Excerpt to read
-------------------------
Birthright citizenship: why the text, history, and structure of a landmark 1952 statute doom Trump’s executive order 14160

The United States Capitol building is seen in Washington D.C., United States, on December 9, 2025
(Celal Gunes/Anadolu via Getty Images)

Brothers in Law is a recurring series by brothers Akhil and Vikram Amar, with special emphasis on measuring what the Supreme Court says against what the Constitution itself says. For more content from Akhil and Vikram, please see Akhil’s free weekly podcast, “Amarica’s Constitution,” Vikram’s regular columns on Justia, and Akhil’s new book, Born Equal: Remaking America’s Constitution, 1840-1920.

Put aside, for a moment, all the ways that President Donald Trump’s attempted redefinition of birthright citizenship in his executive order 14160 violates the plain letter and obvious spirit of the 14th Amendment. Bracket, for now, the Trump order’s incompatibility with the Supreme Court’s landmark 1898 decision in United States v. Wong Kim Ark, and indeed with every ruling of every notable American court ever to rule on birthright citizenship. Forget, for argument’s sake, Trump’s mercurial repudiation of what every post-Civil War president – including Trump himself, in his first term – has ever done when encountering babies born on American soil under the American flag to foreign parents who themselves are neither U.S. citizens nor green-card holders.
-------------------------
Layout annotation records
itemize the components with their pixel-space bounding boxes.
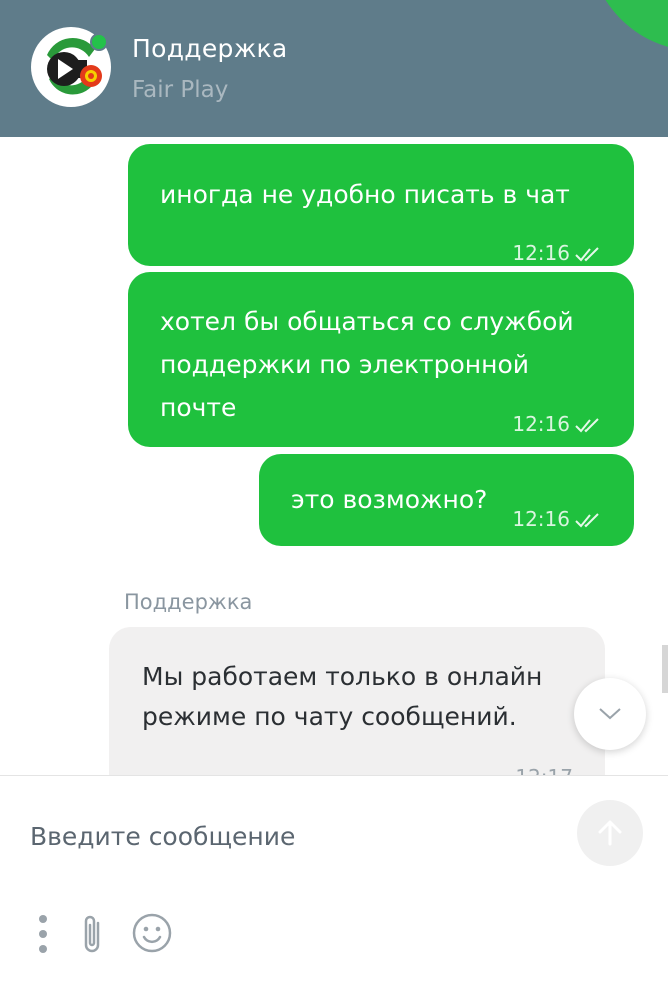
online-status-dot (90, 33, 108, 51)
message-meta: 12:16 (512, 403, 602, 446)
double-check-icon (575, 417, 599, 432)
message-time: 12:16 (512, 241, 570, 265)
smiley-icon (132, 913, 172, 953)
outgoing-message[interactable]: хотел бы общаться со службой поддержки п… (128, 272, 634, 447)
message-list[interactable]: иногда не удобно писать в чат 12:16 хоте… (0, 137, 668, 775)
message-composer (0, 776, 668, 986)
message-text: это возможно? (291, 485, 488, 514)
arrow-up-icon (598, 820, 622, 846)
scrollbar-thumb[interactable] (662, 645, 668, 693)
message-text: Мы работаем только в онлайн режиме по ча… (142, 657, 542, 737)
chat-subtitle: Fair Play (132, 77, 229, 103)
message-text: иногда не удобно писать в чат (160, 180, 570, 209)
message-time: 12:16 (512, 507, 570, 531)
message-meta: 12:16 (512, 498, 602, 541)
scroll-to-bottom-button[interactable] (574, 678, 646, 750)
message-time: 12:16 (512, 412, 570, 436)
paperclip-icon (84, 915, 100, 953)
double-check-icon (575, 512, 599, 527)
more-vertical-icon (39, 915, 47, 953)
chevron-down-icon (599, 708, 621, 720)
message-line: хотел бы общаться со службой (160, 307, 574, 336)
message-line: режиме по чату сообщений. (142, 702, 517, 731)
message-time: 12:17 (515, 757, 573, 775)
header-decoration (588, 0, 668, 69)
double-check-icon (575, 246, 599, 261)
sender-name: Поддержка (124, 590, 253, 614)
chat-title: Поддержка (132, 34, 288, 63)
message-input[interactable] (30, 816, 550, 856)
attach-file-button[interactable] (76, 911, 108, 959)
emoji-button[interactable] (130, 911, 174, 955)
more-options-button[interactable] (34, 911, 52, 957)
outgoing-message[interactable]: иногда не удобно писать в чат 12:16 (128, 144, 634, 266)
message-meta: 12:16 (512, 232, 602, 275)
outgoing-message[interactable]: это возможно? 12:16 (259, 454, 634, 546)
message-meta: 12:17 (515, 757, 573, 775)
incoming-message[interactable]: Мы работаем только в онлайн режиме по ча… (109, 627, 605, 775)
send-button[interactable] (577, 800, 643, 866)
message-line: Мы работаем только в онлайн (142, 662, 543, 691)
message-line: поддержки по электронной (160, 350, 530, 379)
chat-header: Поддержка Fair Play (0, 0, 668, 137)
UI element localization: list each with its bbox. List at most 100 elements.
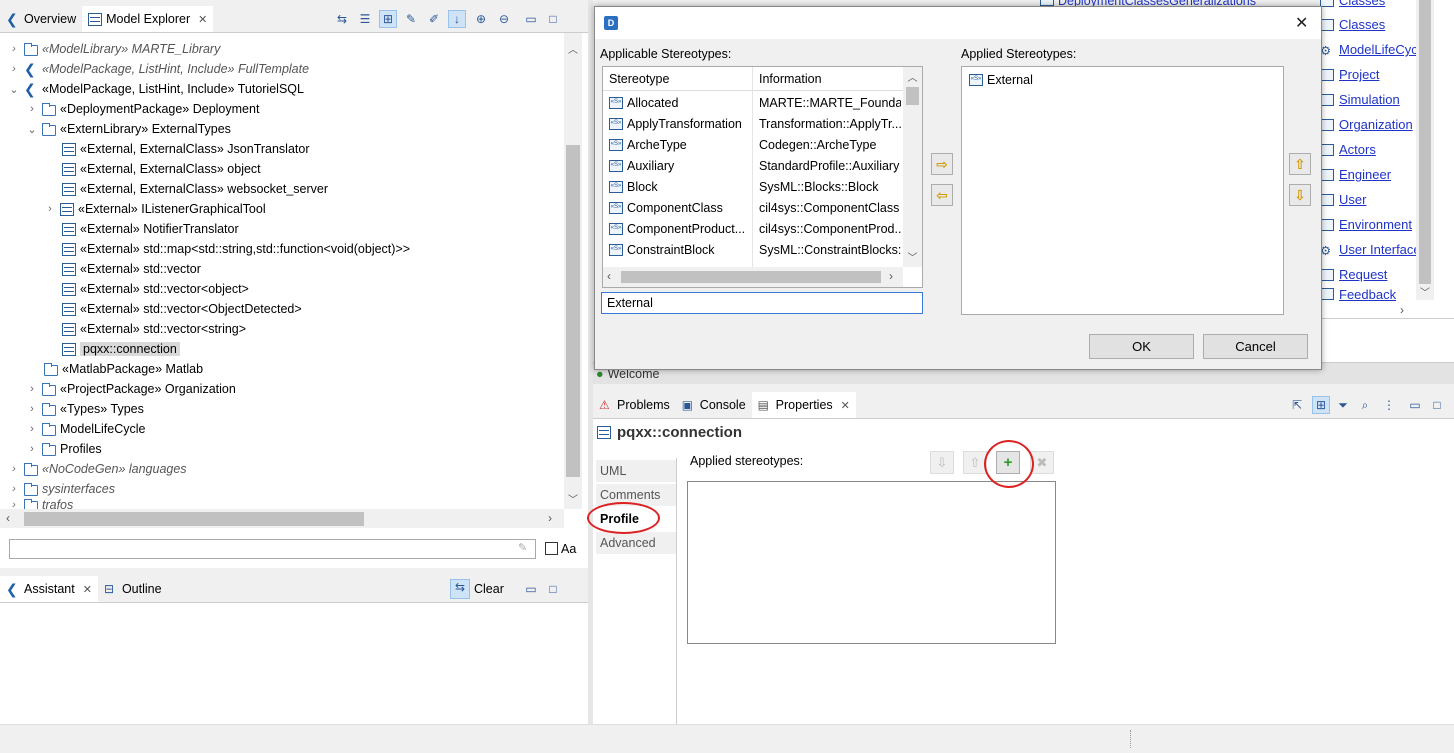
-------------------------
Tasks for this exercise
a) According to the excerpt on birthright citizenship, which 1898 Supreme Court decision is the Trump order incompatible with?
b) Resume the excerpt on birthright citizenship, picking up right after its last sentence.

Answers for this exercise
a) United States v. Wong Kim Ark.

b)
Focus instead, for just a few minutes, on 8 U.S.C. § 1401(a), part of the 1952 Immigration and Nationality Act, which has remained on the books for nearly three quarters of a century. It states: “The following shall be nationals and citizens of the United States at birth: (a) a person born in the United States, and subject to the jurisdiction thereof.”

This language, of course, closely tracks the language of the citizenship clause of the 14th Amendment itself, to wit: “All persons born … in the United States, and subject to the jurisdiction thereof, are citizens of the United States.”

The solicitor general, D. John Sauer, says that these 14th Amendment words do not mean what they plainly seem to mean. Sauer claims that the amendment does not in general citizenize American-born children of illegal aliens or of temporary visitors. Ditto for the 1952 statute, which, he claims, merely incorporates the amendment (as he misconstrues it). Sauer brazenly proclaims that birthright citizenship pivots on the status of an American baby’s parents and the domicile of these parents, and indeed on the precise standing of the baby’s mother and father – even though neither the 14th Amendment nor section 1401(a) uses the word “parent” or “parents” or “ mother” or “father” or “domicile.”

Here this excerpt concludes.